* [EXERCISE DETAILS]: Print the listing in its entirety and exactly, leaving out images.

* [THE RECORDS]:
•••
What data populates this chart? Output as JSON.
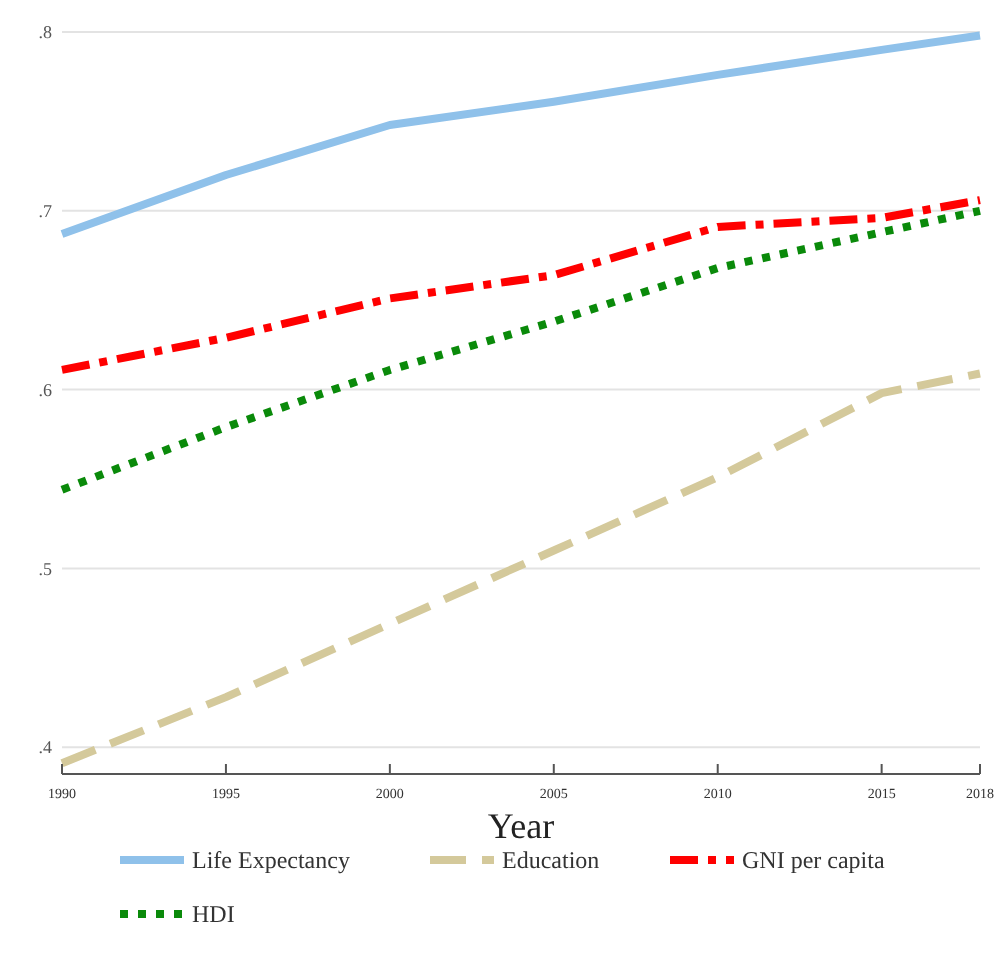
{
  "chart_data": {
    "type": "line",
    "xlabel": "Year",
    "x": [
      1990,
      1995,
      2000,
      2005,
      2010,
      2015,
      2018
    ],
    "xlim": [
      1990,
      2018
    ],
    "xticks": [
      1990,
      1995,
      2000,
      2005,
      2010,
      2015,
      2018
    ],
    "ylim": [
      0.385,
      0.8
    ],
    "yticks": [
      {
        "value": 0.4,
        "label": ".4"
      },
      {
        "value": 0.5,
        "label": ".5"
      },
      {
        "value": 0.6,
        "label": ".6"
      },
      {
        "value": 0.7,
        "label": ".7"
      },
      {
        "value": 0.8,
        "label": ".8"
      }
    ],
    "grid": "y",
    "legend": "bottom",
    "marker": "none",
    "series": [
      {
        "name": "Life Expectancy",
        "color": "#8fc1ea",
        "line_style": "solid",
        "values": [
          0.687,
          0.72,
          0.748,
          0.761,
          0.776,
          0.79,
          0.798
        ]
      },
      {
        "name": "Education",
        "color": "#d4c99b",
        "line_style": "dashed",
        "values": [
          0.391,
          0.428,
          0.469,
          0.51,
          0.551,
          0.598,
          0.609
        ]
      },
      {
        "name": "GNI per capita",
        "color": "#ff0000",
        "line_style": "dashdot",
        "values": [
          0.611,
          0.629,
          0.651,
          0.664,
          0.691,
          0.696,
          0.706
        ]
      },
      {
        "name": "HDI",
        "color": "#0a8a0a",
        "line_style": "dotted",
        "values": [
          0.544,
          0.579,
          0.611,
          0.638,
          0.668,
          0.688,
          0.7
        ]
      }
    ]
  }
}
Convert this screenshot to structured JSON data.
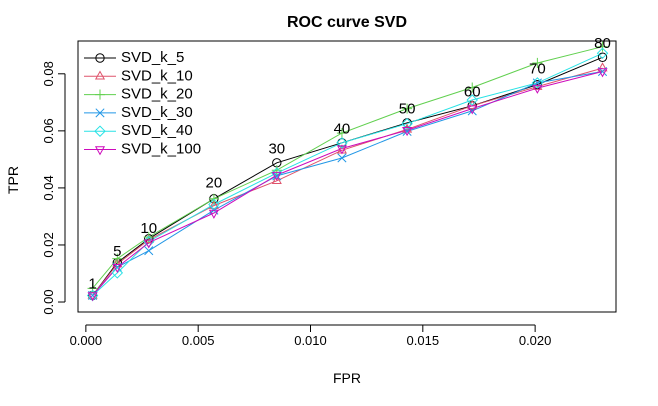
{
  "chart_data": {
    "type": "line",
    "title": "ROC curve SVD",
    "xlabel": "FPR",
    "ylabel": "TPR",
    "xlim": [
      -0.00035,
      0.0236
    ],
    "ylim": [
      -0.0035,
      0.0915
    ],
    "xticks": [
      0.0,
      0.005,
      0.01,
      0.015,
      0.02
    ],
    "xtick_labels": [
      "0.000",
      "0.005",
      "0.010",
      "0.015",
      "0.020"
    ],
    "yticks": [
      0.0,
      0.02,
      0.04,
      0.06,
      0.08
    ],
    "ytick_labels": [
      "0.00",
      "0.02",
      "0.04",
      "0.06",
      "0.08"
    ],
    "grid": false,
    "legend_position": "top-left",
    "x": [
      0.0003,
      0.0014,
      0.0028,
      0.0057,
      0.0085,
      0.0114,
      0.0143,
      0.0172,
      0.0201,
      0.023
    ],
    "point_labels": [
      "1",
      "5",
      "10",
      "20",
      "30",
      "40",
      "50",
      "60",
      "70",
      "80"
    ],
    "point_label_y": [
      0.0062,
      0.0175,
      0.0255,
      0.0415,
      0.0535,
      0.0605,
      0.0675,
      0.0735,
      0.0815,
      0.0905
    ],
    "series": [
      {
        "name": "SVD_k_5",
        "color": "#000000",
        "marker": "circle",
        "values": [
          0.0023,
          0.0138,
          0.0222,
          0.0362,
          0.0488,
          0.0558,
          0.0628,
          0.0688,
          0.0762,
          0.0858
        ]
      },
      {
        "name": "SVD_k_10",
        "color": "#DF536B",
        "marker": "triangle-up",
        "values": [
          0.0023,
          0.0133,
          0.0218,
          0.0338,
          0.0425,
          0.0532,
          0.0605,
          0.0688,
          0.0755,
          0.082
        ]
      },
      {
        "name": "SVD_k_20",
        "color": "#61D04F",
        "marker": "plus",
        "values": [
          0.0048,
          0.0152,
          0.0228,
          0.0362,
          0.0462,
          0.0592,
          0.0678,
          0.0752,
          0.0838,
          0.0895
        ]
      },
      {
        "name": "SVD_k_30",
        "color": "#2297E6",
        "marker": "x",
        "values": [
          0.0023,
          0.0122,
          0.018,
          0.0322,
          0.0442,
          0.0505,
          0.0598,
          0.067,
          0.0768,
          0.0808
        ]
      },
      {
        "name": "SVD_k_40",
        "color": "#28E2E5",
        "marker": "diamond",
        "values": [
          0.0023,
          0.0102,
          0.0212,
          0.0342,
          0.0452,
          0.0558,
          0.0625,
          0.0708,
          0.0768,
          0.0872
        ]
      },
      {
        "name": "SVD_k_100",
        "color": "#CD0BBC",
        "marker": "triangle-down",
        "values": [
          0.0023,
          0.0122,
          0.0208,
          0.0312,
          0.0445,
          0.0538,
          0.0602,
          0.0678,
          0.075,
          0.0808
        ]
      }
    ]
  }
}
•••
* [ANSWER TO THIS EXERCISE]:
What data populates this chart? Output as JSON.
{
  "chart_data": {
    "type": "line",
    "xlabel": "Year",
    "x": [
      1990,
      1995,
      2000,
      2005,
      2010,
      2015,
      2018
    ],
    "xlim": [
      1990,
      2018
    ],
    "xticks": [
      1990,
      1995,
      2000,
      2005,
      2010,
      2015,
      2018
    ],
    "ylim": [
      0.385,
      0.8
    ],
    "yticks": [
      {
        "value": 0.4,
        "label": ".4"
      },
      {
        "value": 0.5,
        "label": ".5"
      },
      {
        "value": 0.6,
        "label": ".6"
      },
      {
        "value": 0.7,
        "label": ".7"
      },
      {
        "value": 0.8,
        "label": ".8"
      }
    ],
    "grid": "y",
    "legend": "bottom",
    "marker": "none",
    "series": [
      {
        "name": "Life Expectancy",
        "color": "#8fc1ea",
        "line_style": "solid",
        "values": [
          0.687,
          0.72,
          0.748,
          0.761,
          0.776,
          0.79,
          0.798
        ]
      },
      {
        "name": "Education",
        "color": "#d4c99b",
        "line_style": "dashed",
        "values": [
          0.391,
          0.428,
          0.469,
          0.51,
          0.551,
          0.598,
          0.609
        ]
      },
      {
        "name": "GNI per capita",
        "color": "#ff0000",
        "line_style": "dashdot",
        "values": [
          0.611,
          0.629,
          0.651,
          0.664,
          0.691,
          0.696,
          0.706
        ]
      },
      {
        "name": "HDI",
        "color": "#0a8a0a",
        "line_style": "dotted",
        "values": [
          0.544,
          0.579,
          0.611,
          0.638,
          0.668,
          0.688,
          0.7
        ]
      }
    ]
  }
}
Convert this screenshot to structured JSON data.
{
  "chart_data": {
    "type": "line",
    "title": "ROC curve SVD",
    "xlabel": "FPR",
    "ylabel": "TPR",
    "xlim": [
      -0.00035,
      0.0236
    ],
    "ylim": [
      -0.0035,
      0.0915
    ],
    "xticks": [
      0.0,
      0.005,
      0.01,
      0.015,
      0.02
    ],
    "xtick_labels": [
      "0.000",
      "0.005",
      "0.010",
      "0.015",
      "0.020"
    ],
    "yticks": [
      0.0,
      0.02,
      0.04,
      0.06,
      0.08
    ],
    "ytick_labels": [
      "0.00",
      "0.02",
      "0.04",
      "0.06",
      "0.08"
    ],
    "grid": false,
    "legend_position": "top-left",
    "x": [
      0.0003,
      0.0014,
      0.0028,
      0.0057,
      0.0085,
      0.0114,
      0.0143,
      0.0172,
      0.0201,
      0.023
    ],
    "point_labels": [
      "1",
      "5",
      "10",
      "20",
      "30",
      "40",
      "50",
      "60",
      "70",
      "80"
    ],
    "point_label_y": [
      0.0062,
      0.0175,
      0.0255,
      0.0415,
      0.0535,
      0.0605,
      0.0675,
      0.0735,
      0.0815,
      0.0905
    ],
    "series": [
      {
        "name": "SVD_k_5",
        "color": "#000000",
        "marker": "circle",
        "values": [
          0.0023,
          0.0138,
          0.0222,
          0.0362,
          0.0488,
          0.0558,
          0.0628,
          0.0688,
          0.0762,
          0.0858
        ]
      },
      {
        "name": "SVD_k_10",
        "color": "#DF536B",
        "marker": "triangle-up",
        "values": [
          0.0023,
          0.0133,
          0.0218,
          0.0338,
          0.0425,
          0.0532,
          0.0605,
          0.0688,
          0.0755,
          0.082
        ]
      },
      {
        "name": "SVD_k_20",
        "color": "#61D04F",
        "marker": "plus",
        "values": [
          0.0048,
          0.0152,
          0.0228,
          0.0362,
          0.0462,
          0.0592,
          0.0678,
          0.0752,
          0.0838,
          0.0895
        ]
      },
      {
        "name": "SVD_k_30",
        "color": "#2297E6",
        "marker": "x",
        "values": [
          0.0023,
          0.0122,
          0.018,
          0.0322,
          0.0442,
          0.0505,
          0.0598,
          0.067,
          0.0768,
          0.0808
        ]
      },
      {
        "name": "SVD_k_40",
        "color": "#28E2E5",
        "marker": "diamond",
        "values": [
          0.0023,
          0.0102,
          0.0212,
          0.0342,
          0.0452,
          0.0558,
          0.0625,
          0.0708,
          0.0768,
          0.0872
        ]
      },
      {
        "name": "SVD_k_100",
        "color": "#CD0BBC",
        "marker": "triangle-down",
        "values": [
          0.0023,
          0.0122,
          0.0208,
          0.0312,
          0.0445,
          0.0538,
          0.0602,
          0.0678,
          0.075,
          0.0808
        ]
      }
    ]
  }
}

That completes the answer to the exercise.